§ AIM OF THE EXERCISE
Select all lines with the string "dewpt" in them, and copy those lines.

§ RECORDS SHOWN

— Start —

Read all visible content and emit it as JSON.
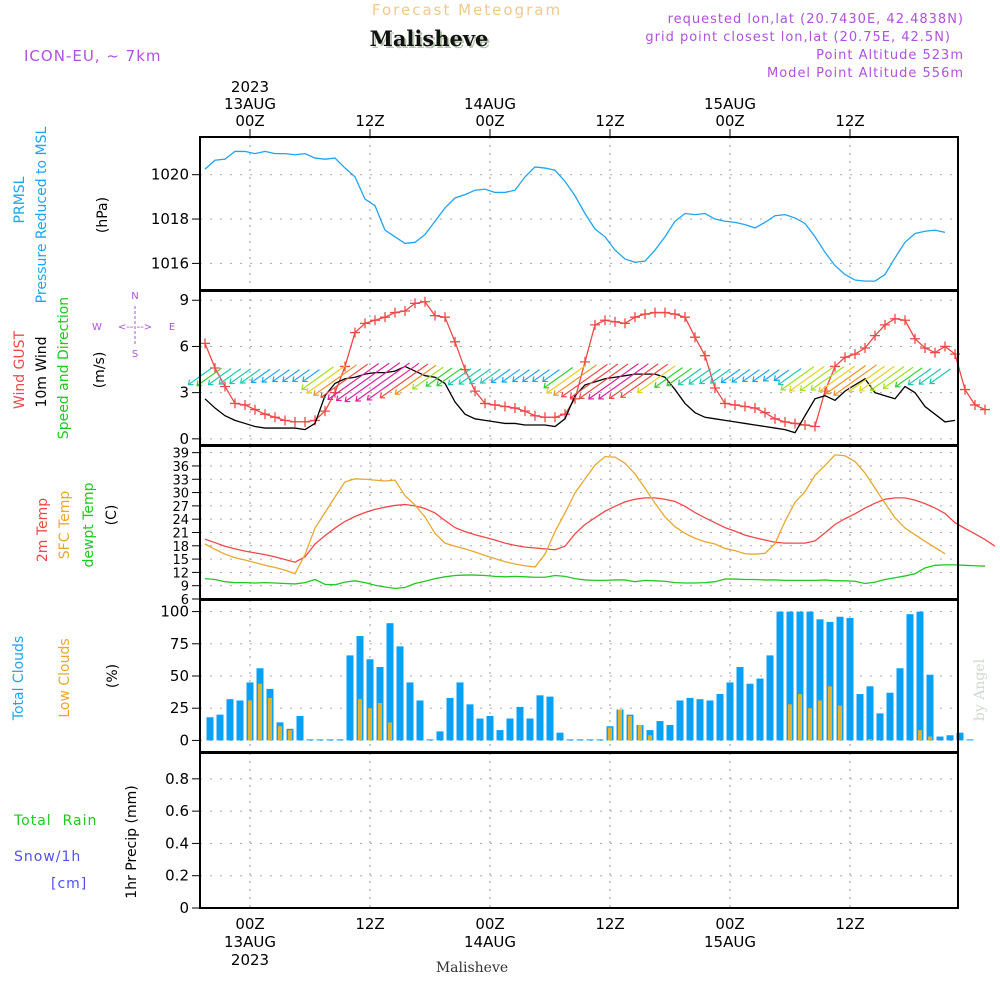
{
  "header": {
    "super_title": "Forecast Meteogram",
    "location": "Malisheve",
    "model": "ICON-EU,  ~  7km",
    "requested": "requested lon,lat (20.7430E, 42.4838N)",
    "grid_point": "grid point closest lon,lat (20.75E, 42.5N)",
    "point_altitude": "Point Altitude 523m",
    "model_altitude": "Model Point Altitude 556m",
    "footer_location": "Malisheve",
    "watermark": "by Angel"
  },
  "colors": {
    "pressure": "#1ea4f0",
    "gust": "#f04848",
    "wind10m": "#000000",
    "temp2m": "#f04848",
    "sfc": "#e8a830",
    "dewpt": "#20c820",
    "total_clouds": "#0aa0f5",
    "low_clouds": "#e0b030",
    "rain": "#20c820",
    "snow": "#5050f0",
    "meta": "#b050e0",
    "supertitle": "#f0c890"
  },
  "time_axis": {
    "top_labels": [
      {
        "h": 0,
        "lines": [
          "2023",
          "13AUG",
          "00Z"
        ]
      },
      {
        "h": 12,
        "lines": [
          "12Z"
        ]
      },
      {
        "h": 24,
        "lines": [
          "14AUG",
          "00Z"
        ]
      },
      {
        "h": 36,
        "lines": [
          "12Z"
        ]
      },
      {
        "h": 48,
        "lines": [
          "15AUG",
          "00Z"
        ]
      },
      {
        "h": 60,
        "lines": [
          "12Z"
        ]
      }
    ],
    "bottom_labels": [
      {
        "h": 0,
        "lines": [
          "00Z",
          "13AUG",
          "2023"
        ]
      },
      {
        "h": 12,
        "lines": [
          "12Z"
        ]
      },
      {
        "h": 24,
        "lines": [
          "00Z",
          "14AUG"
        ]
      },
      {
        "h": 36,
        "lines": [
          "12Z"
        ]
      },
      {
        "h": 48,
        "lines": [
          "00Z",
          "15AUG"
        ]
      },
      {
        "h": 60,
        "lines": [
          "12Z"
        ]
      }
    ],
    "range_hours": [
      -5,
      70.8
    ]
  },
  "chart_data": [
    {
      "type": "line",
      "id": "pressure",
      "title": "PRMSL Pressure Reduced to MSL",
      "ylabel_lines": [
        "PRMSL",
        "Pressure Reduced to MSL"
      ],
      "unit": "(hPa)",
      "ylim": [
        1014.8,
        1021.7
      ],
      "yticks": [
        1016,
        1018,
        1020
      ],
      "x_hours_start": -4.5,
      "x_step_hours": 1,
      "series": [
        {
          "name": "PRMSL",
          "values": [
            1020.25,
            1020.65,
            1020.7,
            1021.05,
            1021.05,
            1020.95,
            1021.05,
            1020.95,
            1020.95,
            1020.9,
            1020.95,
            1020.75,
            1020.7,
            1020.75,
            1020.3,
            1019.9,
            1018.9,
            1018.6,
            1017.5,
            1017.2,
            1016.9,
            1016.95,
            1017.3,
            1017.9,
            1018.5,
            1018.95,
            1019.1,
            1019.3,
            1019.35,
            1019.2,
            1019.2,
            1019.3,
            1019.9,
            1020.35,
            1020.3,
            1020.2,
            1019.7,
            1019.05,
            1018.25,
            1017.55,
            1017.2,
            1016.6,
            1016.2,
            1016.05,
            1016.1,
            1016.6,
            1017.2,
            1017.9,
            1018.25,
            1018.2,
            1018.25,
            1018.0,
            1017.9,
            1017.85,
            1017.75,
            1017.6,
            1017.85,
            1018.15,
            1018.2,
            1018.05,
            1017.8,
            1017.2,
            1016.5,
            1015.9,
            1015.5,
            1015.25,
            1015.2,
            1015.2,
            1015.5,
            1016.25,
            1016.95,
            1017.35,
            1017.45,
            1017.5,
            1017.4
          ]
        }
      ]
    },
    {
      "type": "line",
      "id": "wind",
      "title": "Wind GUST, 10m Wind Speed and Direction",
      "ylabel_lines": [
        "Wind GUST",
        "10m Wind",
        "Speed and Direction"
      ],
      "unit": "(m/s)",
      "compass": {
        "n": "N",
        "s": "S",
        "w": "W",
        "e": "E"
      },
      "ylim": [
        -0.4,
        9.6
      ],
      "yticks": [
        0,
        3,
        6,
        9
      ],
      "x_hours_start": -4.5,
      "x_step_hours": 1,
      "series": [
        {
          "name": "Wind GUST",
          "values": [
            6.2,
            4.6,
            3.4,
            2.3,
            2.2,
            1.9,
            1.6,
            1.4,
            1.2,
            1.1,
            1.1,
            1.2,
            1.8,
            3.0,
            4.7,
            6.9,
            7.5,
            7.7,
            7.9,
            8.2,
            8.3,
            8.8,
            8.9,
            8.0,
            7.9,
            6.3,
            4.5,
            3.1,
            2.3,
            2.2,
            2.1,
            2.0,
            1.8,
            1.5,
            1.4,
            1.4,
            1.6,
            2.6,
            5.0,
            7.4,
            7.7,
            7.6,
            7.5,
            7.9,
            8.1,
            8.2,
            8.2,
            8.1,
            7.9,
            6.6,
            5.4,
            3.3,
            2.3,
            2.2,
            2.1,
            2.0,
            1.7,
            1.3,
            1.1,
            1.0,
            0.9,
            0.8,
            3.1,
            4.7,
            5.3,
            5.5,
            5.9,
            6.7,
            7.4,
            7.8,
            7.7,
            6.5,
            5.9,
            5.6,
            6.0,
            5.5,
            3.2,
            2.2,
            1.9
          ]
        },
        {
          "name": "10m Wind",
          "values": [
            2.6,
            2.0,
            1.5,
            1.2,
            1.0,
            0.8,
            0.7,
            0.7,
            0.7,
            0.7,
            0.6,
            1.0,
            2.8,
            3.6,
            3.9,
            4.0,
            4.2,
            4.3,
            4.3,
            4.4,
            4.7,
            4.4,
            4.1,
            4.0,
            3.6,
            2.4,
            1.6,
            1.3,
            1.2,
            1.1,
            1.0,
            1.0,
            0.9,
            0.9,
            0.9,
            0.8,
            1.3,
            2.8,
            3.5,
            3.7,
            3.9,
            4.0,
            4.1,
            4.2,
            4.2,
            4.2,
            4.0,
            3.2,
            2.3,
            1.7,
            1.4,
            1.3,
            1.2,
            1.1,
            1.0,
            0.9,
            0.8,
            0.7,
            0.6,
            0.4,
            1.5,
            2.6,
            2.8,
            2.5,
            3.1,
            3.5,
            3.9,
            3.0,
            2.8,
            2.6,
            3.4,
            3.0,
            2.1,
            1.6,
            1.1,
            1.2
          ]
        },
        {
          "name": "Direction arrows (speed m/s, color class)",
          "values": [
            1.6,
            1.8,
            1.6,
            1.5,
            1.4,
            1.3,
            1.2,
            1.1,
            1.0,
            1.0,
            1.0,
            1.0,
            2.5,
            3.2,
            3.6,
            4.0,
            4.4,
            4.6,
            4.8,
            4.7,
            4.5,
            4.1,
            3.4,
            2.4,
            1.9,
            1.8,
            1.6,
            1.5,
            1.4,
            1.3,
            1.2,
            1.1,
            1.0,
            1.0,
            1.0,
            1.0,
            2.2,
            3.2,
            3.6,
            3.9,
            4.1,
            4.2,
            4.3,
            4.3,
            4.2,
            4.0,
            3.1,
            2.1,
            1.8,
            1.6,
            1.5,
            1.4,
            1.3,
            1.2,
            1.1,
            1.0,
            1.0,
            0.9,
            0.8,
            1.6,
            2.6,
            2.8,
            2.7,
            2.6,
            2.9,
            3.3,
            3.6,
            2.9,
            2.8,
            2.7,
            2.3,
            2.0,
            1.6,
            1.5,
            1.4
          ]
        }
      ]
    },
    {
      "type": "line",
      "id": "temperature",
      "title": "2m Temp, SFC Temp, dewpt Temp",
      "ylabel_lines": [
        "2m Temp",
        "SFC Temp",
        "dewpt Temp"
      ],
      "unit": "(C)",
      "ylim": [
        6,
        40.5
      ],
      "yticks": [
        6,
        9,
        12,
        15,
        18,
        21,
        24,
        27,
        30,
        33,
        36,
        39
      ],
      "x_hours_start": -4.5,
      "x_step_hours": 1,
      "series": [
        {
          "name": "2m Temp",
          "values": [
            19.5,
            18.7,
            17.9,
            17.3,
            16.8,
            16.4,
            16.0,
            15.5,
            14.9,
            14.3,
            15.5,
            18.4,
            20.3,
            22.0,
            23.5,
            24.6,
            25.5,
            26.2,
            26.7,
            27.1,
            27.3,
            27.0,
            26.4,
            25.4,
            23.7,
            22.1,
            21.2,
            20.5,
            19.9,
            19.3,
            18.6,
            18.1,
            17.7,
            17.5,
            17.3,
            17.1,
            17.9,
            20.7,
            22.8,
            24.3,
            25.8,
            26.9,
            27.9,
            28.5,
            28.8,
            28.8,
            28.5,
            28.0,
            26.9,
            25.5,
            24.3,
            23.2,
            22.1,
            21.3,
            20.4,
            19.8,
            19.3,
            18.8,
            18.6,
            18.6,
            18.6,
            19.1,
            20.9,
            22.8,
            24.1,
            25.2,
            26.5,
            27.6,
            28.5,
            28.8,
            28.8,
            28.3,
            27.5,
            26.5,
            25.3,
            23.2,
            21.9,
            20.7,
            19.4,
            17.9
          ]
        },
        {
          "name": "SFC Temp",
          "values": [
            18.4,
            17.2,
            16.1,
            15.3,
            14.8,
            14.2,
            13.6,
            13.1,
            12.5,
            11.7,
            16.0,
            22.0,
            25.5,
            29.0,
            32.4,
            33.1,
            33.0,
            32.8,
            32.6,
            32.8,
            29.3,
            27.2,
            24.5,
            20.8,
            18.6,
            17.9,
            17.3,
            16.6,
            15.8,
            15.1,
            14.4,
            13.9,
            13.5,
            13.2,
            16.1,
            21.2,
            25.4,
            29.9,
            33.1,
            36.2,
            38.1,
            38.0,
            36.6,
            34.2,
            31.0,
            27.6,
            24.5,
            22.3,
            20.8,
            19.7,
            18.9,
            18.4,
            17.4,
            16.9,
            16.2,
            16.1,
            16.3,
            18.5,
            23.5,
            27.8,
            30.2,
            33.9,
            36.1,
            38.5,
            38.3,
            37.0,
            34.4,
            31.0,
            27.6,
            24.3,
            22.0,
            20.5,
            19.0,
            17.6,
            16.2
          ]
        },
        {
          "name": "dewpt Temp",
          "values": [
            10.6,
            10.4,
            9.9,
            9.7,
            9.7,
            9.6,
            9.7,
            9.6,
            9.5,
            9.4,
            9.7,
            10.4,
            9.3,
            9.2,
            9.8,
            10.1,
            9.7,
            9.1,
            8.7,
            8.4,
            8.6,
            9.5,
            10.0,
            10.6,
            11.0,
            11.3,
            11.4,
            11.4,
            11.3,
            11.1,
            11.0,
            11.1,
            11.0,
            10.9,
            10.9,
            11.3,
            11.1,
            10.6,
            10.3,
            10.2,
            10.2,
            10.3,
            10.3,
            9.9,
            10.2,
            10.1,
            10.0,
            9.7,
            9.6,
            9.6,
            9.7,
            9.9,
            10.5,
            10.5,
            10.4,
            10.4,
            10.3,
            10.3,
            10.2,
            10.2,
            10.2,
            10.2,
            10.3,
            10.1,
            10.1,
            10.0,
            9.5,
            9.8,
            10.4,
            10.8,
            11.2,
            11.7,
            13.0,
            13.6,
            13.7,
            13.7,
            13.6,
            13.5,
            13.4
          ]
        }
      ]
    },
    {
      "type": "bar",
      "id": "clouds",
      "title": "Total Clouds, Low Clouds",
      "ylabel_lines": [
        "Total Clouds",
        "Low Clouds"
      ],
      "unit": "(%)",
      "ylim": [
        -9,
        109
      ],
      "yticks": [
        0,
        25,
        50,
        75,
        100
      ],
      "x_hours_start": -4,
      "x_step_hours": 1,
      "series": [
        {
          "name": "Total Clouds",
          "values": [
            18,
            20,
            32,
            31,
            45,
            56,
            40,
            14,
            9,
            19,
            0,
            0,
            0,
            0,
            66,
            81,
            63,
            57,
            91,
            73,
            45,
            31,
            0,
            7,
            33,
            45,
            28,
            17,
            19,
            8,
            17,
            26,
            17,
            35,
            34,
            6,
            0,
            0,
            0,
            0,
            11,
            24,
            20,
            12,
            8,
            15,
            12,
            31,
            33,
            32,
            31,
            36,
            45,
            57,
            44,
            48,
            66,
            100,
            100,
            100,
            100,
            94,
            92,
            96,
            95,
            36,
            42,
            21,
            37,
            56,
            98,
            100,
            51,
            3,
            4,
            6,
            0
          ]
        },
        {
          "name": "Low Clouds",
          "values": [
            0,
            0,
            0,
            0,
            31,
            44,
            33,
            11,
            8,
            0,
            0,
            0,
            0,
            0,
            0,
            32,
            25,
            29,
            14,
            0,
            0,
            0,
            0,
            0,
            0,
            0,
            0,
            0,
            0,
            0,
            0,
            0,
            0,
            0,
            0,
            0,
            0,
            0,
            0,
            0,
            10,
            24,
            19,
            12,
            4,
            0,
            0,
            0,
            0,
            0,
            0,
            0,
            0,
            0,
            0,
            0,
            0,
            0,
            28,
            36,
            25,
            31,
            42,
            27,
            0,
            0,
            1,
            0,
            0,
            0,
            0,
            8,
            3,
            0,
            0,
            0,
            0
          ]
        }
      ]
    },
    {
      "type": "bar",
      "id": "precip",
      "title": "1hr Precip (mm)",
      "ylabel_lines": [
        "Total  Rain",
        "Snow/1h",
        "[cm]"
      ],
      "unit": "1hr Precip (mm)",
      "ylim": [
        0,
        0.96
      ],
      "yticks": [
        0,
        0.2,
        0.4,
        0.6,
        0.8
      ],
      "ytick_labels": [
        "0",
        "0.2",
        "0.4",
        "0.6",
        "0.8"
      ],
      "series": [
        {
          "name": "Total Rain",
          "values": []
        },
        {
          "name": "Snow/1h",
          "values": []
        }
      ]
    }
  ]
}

— End —
— Start —

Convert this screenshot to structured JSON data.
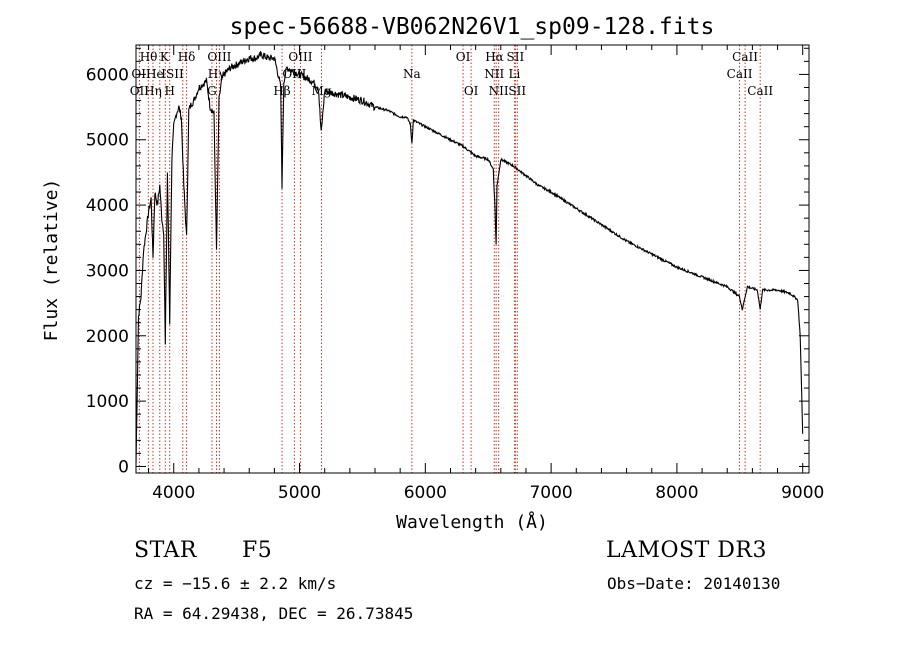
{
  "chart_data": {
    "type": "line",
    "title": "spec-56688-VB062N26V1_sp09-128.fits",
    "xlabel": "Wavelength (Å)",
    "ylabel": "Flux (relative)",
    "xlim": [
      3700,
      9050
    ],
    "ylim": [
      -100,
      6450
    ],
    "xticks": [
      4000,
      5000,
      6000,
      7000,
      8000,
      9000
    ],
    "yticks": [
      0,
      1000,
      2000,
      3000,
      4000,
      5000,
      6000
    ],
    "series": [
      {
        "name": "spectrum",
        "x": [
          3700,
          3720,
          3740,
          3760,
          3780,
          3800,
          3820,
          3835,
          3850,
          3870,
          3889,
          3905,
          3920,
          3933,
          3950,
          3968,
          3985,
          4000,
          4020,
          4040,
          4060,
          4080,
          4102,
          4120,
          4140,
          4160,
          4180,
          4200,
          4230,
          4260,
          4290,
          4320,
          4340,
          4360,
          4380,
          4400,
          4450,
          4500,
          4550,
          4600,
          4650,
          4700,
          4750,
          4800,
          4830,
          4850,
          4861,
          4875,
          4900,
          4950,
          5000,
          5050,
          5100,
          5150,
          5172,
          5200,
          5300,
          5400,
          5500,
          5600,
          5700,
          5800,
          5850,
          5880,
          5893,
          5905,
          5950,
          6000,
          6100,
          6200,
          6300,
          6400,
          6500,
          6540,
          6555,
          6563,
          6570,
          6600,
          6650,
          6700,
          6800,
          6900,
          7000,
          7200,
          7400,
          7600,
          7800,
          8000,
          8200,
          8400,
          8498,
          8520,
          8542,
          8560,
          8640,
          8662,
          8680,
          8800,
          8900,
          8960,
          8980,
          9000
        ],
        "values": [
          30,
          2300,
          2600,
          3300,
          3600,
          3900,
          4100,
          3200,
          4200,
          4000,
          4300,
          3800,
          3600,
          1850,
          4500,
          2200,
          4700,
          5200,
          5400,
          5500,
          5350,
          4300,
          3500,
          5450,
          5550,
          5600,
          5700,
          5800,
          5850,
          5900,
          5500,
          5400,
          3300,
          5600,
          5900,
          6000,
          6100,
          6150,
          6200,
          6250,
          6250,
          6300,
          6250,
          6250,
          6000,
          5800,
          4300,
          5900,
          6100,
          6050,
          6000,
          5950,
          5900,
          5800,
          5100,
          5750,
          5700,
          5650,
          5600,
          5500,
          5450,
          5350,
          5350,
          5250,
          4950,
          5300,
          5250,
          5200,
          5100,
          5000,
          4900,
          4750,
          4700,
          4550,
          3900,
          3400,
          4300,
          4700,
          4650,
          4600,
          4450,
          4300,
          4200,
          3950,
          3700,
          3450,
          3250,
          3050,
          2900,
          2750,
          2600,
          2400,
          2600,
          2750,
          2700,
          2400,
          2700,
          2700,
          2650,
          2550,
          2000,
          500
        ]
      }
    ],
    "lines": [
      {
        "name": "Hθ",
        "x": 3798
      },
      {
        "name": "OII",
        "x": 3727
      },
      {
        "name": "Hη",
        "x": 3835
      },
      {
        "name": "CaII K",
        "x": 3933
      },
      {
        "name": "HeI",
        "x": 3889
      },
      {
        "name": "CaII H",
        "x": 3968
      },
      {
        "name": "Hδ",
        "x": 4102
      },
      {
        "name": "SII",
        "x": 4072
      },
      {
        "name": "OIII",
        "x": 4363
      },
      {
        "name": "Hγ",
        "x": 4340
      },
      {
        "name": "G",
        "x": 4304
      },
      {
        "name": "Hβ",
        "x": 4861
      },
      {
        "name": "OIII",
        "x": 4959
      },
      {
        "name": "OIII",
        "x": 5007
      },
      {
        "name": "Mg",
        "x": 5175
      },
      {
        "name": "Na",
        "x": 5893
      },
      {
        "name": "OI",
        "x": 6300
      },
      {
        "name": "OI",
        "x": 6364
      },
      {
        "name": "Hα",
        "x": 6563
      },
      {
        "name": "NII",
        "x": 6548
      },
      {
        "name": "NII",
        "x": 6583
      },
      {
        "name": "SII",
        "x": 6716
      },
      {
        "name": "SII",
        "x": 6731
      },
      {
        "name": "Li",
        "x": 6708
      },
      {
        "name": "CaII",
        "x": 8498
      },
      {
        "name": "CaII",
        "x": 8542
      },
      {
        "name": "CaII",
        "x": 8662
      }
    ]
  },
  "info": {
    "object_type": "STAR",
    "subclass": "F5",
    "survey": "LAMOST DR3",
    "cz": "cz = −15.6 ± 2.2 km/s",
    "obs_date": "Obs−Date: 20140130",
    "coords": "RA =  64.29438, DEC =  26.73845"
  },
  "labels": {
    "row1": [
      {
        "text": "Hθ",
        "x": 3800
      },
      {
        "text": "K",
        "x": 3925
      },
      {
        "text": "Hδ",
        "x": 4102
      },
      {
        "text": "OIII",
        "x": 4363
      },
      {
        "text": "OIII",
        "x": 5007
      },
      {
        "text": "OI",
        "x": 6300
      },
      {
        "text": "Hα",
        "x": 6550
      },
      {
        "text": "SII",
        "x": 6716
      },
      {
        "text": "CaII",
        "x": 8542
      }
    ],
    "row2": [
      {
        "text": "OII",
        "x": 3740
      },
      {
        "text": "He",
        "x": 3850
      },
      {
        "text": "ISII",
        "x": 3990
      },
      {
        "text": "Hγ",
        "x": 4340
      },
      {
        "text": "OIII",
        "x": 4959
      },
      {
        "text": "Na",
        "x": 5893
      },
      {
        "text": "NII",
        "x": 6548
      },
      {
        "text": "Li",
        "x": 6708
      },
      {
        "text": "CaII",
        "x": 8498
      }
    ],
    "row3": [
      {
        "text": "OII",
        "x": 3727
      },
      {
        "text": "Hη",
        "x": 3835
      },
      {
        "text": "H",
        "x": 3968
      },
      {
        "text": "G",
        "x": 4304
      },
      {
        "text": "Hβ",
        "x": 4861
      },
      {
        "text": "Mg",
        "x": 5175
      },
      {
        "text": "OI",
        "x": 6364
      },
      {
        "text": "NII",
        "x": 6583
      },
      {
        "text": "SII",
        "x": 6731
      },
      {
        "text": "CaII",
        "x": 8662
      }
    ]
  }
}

— End —

§ THE COMPLETED TASK
    "dewpt": "#20c820",
      "title": "2m Temp, SFC Temp, dewpt Temp",
        "dewpt Temp"
          "name": "dewpt Temp",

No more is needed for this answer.